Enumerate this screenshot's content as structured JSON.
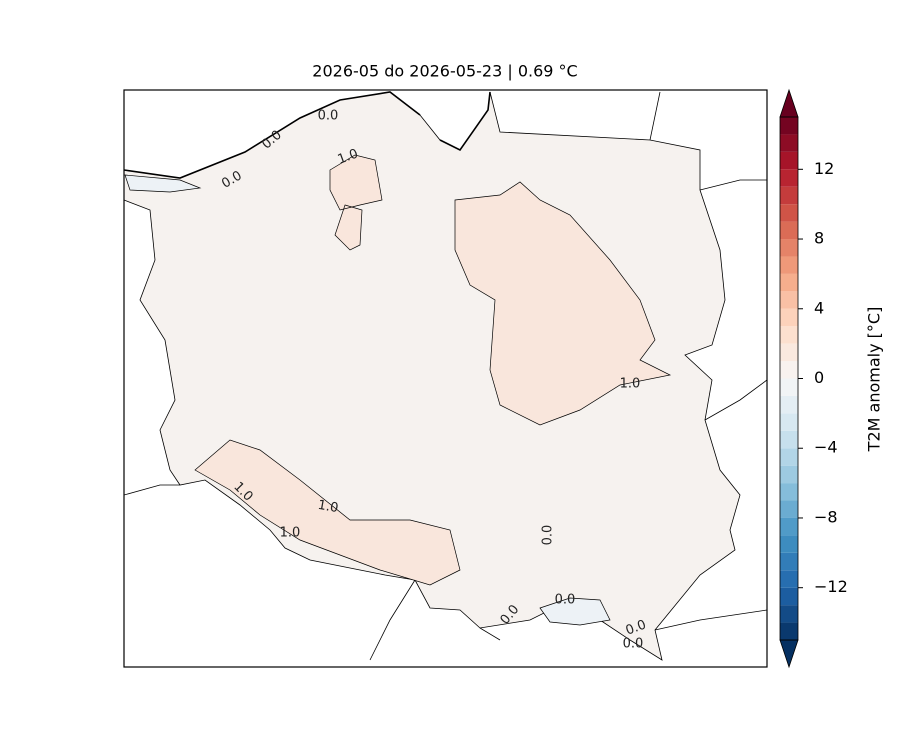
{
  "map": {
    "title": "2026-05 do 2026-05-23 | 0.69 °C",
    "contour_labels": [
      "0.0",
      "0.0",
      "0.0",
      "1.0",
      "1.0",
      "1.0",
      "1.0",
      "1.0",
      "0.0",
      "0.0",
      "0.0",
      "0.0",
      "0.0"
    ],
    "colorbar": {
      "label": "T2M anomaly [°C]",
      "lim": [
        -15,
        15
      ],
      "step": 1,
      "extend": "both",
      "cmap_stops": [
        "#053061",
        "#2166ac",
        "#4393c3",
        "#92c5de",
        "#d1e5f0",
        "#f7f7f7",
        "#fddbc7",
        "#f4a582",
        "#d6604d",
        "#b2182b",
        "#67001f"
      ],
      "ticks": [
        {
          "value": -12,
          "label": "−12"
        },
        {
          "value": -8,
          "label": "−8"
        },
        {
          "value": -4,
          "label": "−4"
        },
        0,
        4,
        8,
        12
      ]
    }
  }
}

********

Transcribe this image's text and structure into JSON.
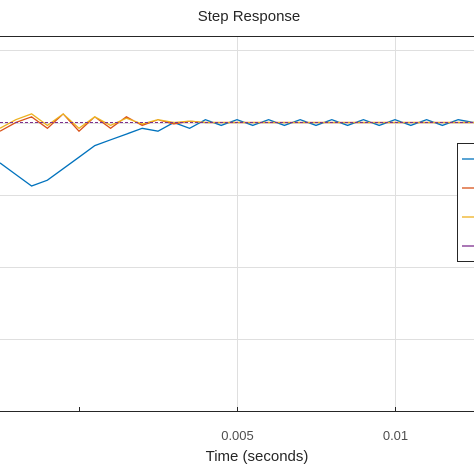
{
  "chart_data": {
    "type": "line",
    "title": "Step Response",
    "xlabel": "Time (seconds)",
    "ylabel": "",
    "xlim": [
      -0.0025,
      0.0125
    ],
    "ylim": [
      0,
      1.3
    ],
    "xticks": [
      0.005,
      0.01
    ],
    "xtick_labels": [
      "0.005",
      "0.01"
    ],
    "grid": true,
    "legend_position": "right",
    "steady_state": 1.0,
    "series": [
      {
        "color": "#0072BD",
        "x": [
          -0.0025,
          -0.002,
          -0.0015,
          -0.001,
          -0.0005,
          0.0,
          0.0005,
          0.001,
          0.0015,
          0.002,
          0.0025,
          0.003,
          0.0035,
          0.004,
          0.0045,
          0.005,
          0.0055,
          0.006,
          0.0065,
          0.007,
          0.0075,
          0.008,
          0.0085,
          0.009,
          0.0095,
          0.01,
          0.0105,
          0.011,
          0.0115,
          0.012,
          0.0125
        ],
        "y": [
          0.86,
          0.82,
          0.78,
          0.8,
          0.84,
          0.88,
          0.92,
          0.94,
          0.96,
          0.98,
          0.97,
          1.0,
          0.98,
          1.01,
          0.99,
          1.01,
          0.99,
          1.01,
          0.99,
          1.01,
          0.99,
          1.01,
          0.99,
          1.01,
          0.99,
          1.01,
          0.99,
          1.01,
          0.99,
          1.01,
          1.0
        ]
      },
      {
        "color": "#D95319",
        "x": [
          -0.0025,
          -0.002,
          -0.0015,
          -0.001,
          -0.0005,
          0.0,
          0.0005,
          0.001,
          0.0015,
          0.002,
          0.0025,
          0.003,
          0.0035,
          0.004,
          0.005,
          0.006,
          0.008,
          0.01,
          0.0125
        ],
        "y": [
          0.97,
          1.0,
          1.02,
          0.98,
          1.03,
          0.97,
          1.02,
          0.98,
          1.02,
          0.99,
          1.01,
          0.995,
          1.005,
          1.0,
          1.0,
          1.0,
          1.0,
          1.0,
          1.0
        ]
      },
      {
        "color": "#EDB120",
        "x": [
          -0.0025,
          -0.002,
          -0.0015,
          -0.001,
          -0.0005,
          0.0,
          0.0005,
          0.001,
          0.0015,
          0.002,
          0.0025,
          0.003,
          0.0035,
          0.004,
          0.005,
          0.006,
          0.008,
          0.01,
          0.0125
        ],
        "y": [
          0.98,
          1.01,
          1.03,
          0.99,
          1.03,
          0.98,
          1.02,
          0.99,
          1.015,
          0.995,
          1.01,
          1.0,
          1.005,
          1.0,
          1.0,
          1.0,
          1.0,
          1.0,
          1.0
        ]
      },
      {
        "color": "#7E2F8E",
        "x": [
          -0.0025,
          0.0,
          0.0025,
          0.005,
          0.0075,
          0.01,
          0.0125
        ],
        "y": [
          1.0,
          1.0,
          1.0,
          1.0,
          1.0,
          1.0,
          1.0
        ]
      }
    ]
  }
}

********

PROBLEM:
Using the listing above, list every line in which the string "title" occurs.

COMPLETE OUTPUT:
    "title": "2026-05 do 2026-05-23 | 0.69 °C",
    "title": "Step Response",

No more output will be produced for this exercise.